PROMPT: Reproduce all entries verbatim, with nothing added or dropped.

RECORDED INFORMATION:
###

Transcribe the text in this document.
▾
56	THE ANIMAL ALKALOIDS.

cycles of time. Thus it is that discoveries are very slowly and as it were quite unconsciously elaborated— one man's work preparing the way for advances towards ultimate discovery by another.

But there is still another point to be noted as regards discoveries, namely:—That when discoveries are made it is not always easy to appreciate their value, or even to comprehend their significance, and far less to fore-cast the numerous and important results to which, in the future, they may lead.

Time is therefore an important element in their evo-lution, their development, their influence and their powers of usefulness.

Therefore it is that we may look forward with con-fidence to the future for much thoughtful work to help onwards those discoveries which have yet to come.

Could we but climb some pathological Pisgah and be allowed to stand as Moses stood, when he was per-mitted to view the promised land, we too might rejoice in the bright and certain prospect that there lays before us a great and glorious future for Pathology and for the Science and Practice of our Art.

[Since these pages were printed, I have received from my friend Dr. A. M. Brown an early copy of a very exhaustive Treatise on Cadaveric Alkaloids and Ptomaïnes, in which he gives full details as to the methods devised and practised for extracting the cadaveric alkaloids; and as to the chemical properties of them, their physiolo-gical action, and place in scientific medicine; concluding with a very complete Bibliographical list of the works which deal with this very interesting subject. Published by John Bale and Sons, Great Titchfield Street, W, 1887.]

###

TASK RESPONSE:
Transcribe the text in this document.
▾
56	THE ANIMAL ALKALOIDS.

cycles of time. Thus it is that discoveries are very slowly and as it were quite unconsciously elaborated— one man's work preparing the way for advances towards ultimate discovery by another.

But there is still another point to be noted as regards discoveries, namely:—That when discoveries are made it is not always easy to appreciate their value, or even to comprehend their significance, and far less to fore-cast the numerous and important results to which, in the future, they may lead.

Time is therefore an important element in their evo-lution, their development, their influence and their powers of usefulness.

Therefore it is that we may look forward with con-fidence to the future for much thoughtful work to help onwards those discoveries which have yet to come.

Could we but climb some pathological Pisgah and be allowed to stand as Moses stood, when he was per-mitted to view the promised land, we too might rejoice in the bright and certain prospect that there lays before us a great and glorious future for Pathology and for the Science and Practice of our Art.

[Since these pages were printed, I have received from my friend Dr. A. M. Brown an early copy of a very exhaustive Treatise on Cadaveric Alkaloids and Ptomaïnes, in which he gives full details as to the methods devised and practised for extracting the cadaveric alkaloids; and as to the chemical properties of them, their physiolo-gical action, and place in scientific medicine; concluding with a very complete Bibliographical list of the works which deal with this very interesting subject. Published by John Bale and Sons, Great Titchfield Street, W, 1887.]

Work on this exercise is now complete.